[Task description]: Copy every line of the material below word for word.

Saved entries
___

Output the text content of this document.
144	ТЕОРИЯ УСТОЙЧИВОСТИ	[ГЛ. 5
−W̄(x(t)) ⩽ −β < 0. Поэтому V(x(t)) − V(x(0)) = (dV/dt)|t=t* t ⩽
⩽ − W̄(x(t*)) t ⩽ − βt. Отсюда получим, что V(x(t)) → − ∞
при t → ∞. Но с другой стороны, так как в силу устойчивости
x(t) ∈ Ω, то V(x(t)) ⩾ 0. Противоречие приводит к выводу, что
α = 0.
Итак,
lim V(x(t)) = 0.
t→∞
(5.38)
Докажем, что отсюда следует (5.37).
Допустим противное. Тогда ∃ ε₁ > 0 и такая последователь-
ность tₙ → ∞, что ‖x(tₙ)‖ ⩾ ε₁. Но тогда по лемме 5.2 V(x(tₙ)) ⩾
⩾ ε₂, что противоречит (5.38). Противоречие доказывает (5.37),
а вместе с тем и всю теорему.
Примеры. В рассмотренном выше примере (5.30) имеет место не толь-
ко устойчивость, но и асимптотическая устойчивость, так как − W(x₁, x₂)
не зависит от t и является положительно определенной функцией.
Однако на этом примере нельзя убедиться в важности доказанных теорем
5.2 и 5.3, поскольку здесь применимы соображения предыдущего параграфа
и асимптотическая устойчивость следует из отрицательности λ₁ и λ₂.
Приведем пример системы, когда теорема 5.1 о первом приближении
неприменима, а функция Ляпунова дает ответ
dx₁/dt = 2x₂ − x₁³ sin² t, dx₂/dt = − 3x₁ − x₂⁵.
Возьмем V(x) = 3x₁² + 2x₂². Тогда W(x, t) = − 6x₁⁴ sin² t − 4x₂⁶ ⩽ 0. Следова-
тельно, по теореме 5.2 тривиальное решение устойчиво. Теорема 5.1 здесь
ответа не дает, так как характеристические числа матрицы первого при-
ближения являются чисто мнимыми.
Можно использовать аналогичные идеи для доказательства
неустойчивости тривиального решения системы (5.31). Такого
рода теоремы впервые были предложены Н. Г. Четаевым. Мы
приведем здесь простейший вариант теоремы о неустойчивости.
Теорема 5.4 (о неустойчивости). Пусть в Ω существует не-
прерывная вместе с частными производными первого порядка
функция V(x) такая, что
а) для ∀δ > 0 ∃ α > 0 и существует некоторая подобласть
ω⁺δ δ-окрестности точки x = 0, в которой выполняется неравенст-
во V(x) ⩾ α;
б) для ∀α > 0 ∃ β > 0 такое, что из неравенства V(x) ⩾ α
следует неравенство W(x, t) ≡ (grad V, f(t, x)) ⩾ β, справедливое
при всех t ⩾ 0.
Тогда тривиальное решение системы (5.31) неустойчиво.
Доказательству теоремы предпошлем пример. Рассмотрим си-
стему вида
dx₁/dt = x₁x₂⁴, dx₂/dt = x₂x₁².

___

[Task solution]:
Output the text content of this document.
144	ТЕОРИЯ УСТОЙЧИВОСТИ	[ГЛ. 5
−W̄(x(t)) ⩽ −β < 0. Поэтому V(x(t)) − V(x(0)) = (dV/dt)|t=t* t ⩽
⩽ − W̄(x(t*)) t ⩽ − βt. Отсюда получим, что V(x(t)) → − ∞
при t → ∞. Но с другой стороны, так как в силу устойчивости
x(t) ∈ Ω, то V(x(t)) ⩾ 0. Противоречие приводит к выводу, что
α = 0.
Итак,
lim V(x(t)) = 0.
t→∞
(5.38)
Докажем, что отсюда следует (5.37).
Допустим противное. Тогда ∃ ε₁ > 0 и такая последователь-
ность tₙ → ∞, что ‖x(tₙ)‖ ⩾ ε₁. Но тогда по лемме 5.2 V(x(tₙ)) ⩾
⩾ ε₂, что противоречит (5.38). Противоречие доказывает (5.37),
а вместе с тем и всю теорему.
Примеры. В рассмотренном выше примере (5.30) имеет место не толь-
ко устойчивость, но и асимптотическая устойчивость, так как − W(x₁, x₂)
не зависит от t и является положительно определенной функцией.
Однако на этом примере нельзя убедиться в важности доказанных теорем
5.2 и 5.3, поскольку здесь применимы соображения предыдущего параграфа
и асимптотическая устойчивость следует из отрицательности λ₁ и λ₂.
Приведем пример системы, когда теорема 5.1 о первом приближении
неприменима, а функция Ляпунова дает ответ
dx₁/dt = 2x₂ − x₁³ sin² t, dx₂/dt = − 3x₁ − x₂⁵.
Возьмем V(x) = 3x₁² + 2x₂². Тогда W(x, t) = − 6x₁⁴ sin² t − 4x₂⁶ ⩽ 0. Следова-
тельно, по теореме 5.2 тривиальное решение устойчиво. Теорема 5.1 здесь
ответа не дает, так как характеристические числа матрицы первого при-
ближения являются чисто мнимыми.
Можно использовать аналогичные идеи для доказательства
неустойчивости тривиального решения системы (5.31). Такого
рода теоремы впервые были предложены Н. Г. Четаевым. Мы
приведем здесь простейший вариант теоремы о неустойчивости.
Теорема 5.4 (о неустойчивости). Пусть в Ω существует не-
прерывная вместе с частными производными первого порядка
функция V(x) такая, что
а) для ∀δ > 0 ∃ α > 0 и существует некоторая подобласть
ω⁺δ δ-окрестности точки x = 0, в которой выполняется неравенст-
во V(x) ⩾ α;
б) для ∀α > 0 ∃ β > 0 такое, что из неравенства V(x) ⩾ α
следует неравенство W(x, t) ≡ (grad V, f(t, x)) ⩾ β, справедливое
при всех t ⩾ 0.
Тогда тривиальное решение системы (5.31) неустойчиво.
Доказательству теоремы предпошлем пример. Рассмотрим си-
стему вида
dx₁/dt = x₁x₂⁴, dx₂/dt = x₂x₁².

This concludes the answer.